In February of 2009, Capcom released Street Fighter IV to sweeping critical success across the board. It won multiple awards, with critics praising its blend of old and new, its striking visual style – which saw gameplay maintain its 2D focus, but with characters rendered in an eye-catching and distinctive style, thanks to a purpose-built engine that saw ink sprays and smudges adding a distinctive visual flair to the action. While it fell short of igniting the kind of global appeal of Street Fighter II, fans were just happy to see the series being revived, and the game became a massive hit – and the game’s final boss, Seth, instantly entered the ranks of the most ridiculously over-powered combatants in fighting game history.
Ono’s gamble had paid off, and Street Fighter IV was a resounding success. A year later, the game would receive a huge update (Super Street Fighter IV) filled with balance changes and new modes, characters, and stages to play with and on. Additionally, every character would receive a second Ultra Combo, giving players a taste of the options they received in the Alpha and Street Fighter III series.
The release of Street Fighter IV also marked a genre resurgence of sorts. After several years of declining popularity, all of a sudden it often felt as though you couldn’t move for new games seeking to carve out their own place among the fighting game pantheon. Arcana Hearts, BlazBlue and Battle Fantasia all managed to pick up a loyal fanbase, while a well-received update to Mortal Kombat saw a renewed rivalry between two juggernaut franchises. Since its release, the genre has been coming back in a big way. Other long-forgotten franchises have seen new installments as well: Marvel vs Capcom 3 was an overnight success, while Double Helix handled a resurrection of Rare’s classic Killer Instinct, and indie fighter Skullgirls has enjoyed a warm reception.
Determined not to let arcades completely go the way of the dodo, Capcom showed them some love and released Super Street Fighter IV: Arcade Edition at the end of 2010. The update received a physical console release in June of 2011. It added Evil Ryu, Oni, Yun, and Yang to the cast, but the focus of Arcade Edition was the balance changes. The general design philosophy for this edition was to make it more offensively oriented, as many considered Super to be too defensive. Bizarrely, Ono missed the days of over-powered characters, and as a result Yun was disproportionately fearsome, his power rivaling Sagat from the original Street Fighter IV. The fighting game community rejoiced when this problem (among other balance issues) was fixed with a free patch at the end of 2011.

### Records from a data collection
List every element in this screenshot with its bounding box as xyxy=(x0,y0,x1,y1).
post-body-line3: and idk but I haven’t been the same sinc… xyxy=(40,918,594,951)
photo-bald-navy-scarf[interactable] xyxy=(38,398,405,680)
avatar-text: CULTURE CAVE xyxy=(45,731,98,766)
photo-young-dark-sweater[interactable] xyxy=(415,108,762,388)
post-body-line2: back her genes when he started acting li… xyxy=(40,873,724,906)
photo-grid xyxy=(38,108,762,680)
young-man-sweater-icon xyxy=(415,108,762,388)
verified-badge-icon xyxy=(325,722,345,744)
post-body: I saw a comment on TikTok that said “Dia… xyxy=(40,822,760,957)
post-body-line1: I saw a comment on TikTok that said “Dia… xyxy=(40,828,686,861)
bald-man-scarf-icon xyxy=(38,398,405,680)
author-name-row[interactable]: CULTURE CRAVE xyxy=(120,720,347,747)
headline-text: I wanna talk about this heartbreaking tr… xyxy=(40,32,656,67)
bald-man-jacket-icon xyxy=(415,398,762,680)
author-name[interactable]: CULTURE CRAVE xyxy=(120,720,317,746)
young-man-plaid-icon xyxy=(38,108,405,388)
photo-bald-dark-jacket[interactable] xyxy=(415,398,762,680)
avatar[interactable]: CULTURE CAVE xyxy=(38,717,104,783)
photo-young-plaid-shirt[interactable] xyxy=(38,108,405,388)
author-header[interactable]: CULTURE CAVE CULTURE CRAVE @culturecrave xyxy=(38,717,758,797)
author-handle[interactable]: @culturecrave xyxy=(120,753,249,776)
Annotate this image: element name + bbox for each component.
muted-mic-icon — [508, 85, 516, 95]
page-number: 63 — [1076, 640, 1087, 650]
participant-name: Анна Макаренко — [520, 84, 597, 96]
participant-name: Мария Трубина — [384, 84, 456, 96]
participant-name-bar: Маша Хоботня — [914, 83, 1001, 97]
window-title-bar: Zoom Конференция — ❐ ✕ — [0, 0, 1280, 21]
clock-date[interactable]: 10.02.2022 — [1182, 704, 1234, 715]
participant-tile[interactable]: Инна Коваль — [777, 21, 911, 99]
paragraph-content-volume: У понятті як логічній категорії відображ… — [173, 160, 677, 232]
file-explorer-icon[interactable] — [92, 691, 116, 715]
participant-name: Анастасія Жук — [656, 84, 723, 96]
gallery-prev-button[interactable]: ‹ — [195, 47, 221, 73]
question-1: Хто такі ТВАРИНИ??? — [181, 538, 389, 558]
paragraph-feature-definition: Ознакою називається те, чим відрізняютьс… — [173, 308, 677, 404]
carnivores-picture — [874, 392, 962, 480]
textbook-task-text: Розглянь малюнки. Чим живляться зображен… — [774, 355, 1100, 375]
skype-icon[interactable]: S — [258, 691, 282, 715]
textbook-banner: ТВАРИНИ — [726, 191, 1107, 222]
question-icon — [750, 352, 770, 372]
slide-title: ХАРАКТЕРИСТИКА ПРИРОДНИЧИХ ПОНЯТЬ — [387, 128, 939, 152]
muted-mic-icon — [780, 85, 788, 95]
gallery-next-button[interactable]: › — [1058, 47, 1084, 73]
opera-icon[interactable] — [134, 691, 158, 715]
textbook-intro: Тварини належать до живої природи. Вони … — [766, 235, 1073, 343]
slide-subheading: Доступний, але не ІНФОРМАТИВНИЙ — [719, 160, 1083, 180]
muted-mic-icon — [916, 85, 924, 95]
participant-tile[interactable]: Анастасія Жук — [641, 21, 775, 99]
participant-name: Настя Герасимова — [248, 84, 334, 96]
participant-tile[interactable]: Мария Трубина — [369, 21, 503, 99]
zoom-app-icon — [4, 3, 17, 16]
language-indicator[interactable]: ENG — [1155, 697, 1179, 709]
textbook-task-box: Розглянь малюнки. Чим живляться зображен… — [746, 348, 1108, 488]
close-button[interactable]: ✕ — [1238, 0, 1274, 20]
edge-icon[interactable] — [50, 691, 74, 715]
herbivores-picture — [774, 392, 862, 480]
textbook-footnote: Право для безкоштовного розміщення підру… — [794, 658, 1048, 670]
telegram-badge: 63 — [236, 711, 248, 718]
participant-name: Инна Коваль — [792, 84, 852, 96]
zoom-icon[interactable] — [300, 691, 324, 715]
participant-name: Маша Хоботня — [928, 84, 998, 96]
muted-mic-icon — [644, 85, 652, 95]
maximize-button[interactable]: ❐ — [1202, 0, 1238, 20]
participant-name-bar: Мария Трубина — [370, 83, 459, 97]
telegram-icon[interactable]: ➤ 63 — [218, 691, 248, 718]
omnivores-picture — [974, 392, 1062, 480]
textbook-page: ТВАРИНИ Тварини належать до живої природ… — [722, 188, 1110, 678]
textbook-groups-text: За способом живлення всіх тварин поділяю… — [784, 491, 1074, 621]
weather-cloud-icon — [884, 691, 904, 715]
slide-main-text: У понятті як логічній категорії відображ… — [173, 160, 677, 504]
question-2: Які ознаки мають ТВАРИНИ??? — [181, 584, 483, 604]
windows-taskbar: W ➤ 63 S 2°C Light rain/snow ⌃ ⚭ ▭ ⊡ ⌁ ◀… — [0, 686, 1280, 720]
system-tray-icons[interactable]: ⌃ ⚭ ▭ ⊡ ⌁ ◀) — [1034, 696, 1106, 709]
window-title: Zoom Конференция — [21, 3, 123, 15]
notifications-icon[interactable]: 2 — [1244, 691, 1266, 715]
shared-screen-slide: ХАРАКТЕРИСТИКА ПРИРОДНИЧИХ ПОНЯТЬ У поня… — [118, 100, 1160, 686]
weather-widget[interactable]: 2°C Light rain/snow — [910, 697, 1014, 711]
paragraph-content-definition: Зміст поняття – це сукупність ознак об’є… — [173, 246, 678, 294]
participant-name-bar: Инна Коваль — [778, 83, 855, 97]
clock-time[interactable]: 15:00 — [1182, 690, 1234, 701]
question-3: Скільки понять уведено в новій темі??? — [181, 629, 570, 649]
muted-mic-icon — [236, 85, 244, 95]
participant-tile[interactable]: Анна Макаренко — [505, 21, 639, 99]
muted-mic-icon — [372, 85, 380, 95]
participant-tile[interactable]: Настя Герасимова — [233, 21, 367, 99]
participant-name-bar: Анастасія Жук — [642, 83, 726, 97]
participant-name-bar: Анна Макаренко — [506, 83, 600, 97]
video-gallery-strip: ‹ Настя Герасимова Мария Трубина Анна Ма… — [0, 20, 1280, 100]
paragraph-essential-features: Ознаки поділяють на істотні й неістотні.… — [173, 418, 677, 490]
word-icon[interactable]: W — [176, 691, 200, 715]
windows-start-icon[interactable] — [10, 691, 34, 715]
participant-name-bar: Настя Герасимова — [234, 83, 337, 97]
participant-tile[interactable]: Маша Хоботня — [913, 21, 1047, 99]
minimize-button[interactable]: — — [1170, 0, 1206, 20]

### Questions to answer
(1) Copy out the Street Fighter IV passage from "In February of" to "fighting game history.".
(2) Say whether each statement agrees with the Street Fighter IV passage, answering yes or no and quoting the words that decide it.
(a) Super Street Fighter IV: Arcade Edition got a physical console release in June of 2011.
(b) Street Fighter IV matched the global appeal of Street Fighter II.
(c) Arcade Edition was designed to be more defensively oriented than Super.
(3) Answer these questions from the Street Fighter IV passage.
(a) In what month and year did Capcom release Street Fighter IV?
(b) Who handled the resurrection of Killer Instinct?
(c) Which characters did Arcade Edition add to the cast?
The records are not needed here.

### Responses for each task
(1)
In February of 2009, Capcom released Street Fighter IV to sweeping critical success across the board. It won multiple awards, with critics praising its blend of old and new, its striking visual style – which saw gameplay maintain its 2D focus, but with characters rendered in an eye-catching and distinctive style, thanks to a purpose-built engine that saw ink sprays and smudges adding a distinctive visual flair to the action. While it fell short of igniting the kind of global appeal of Street Fighter II, fans were just happy to see the series being revived, and the game became a massive hit – and the game’s final boss, Seth, instantly entered the ranks of the most ridiculously over-powered combatants in fighting game history.

(2)
(a) Yes: "The update received a physical console release in June of 2011."
(b) No: "While it fell short of igniting the kind of global appeal of Street Fighter II"
(c) No: "The general design philosophy for this edition was to make it more offensively oriented, as many considered Super to be too defensive."

(3)
(a) February 2009
(b) Double Helix
(c) Evil Ryu, Oni, Yun, and Yang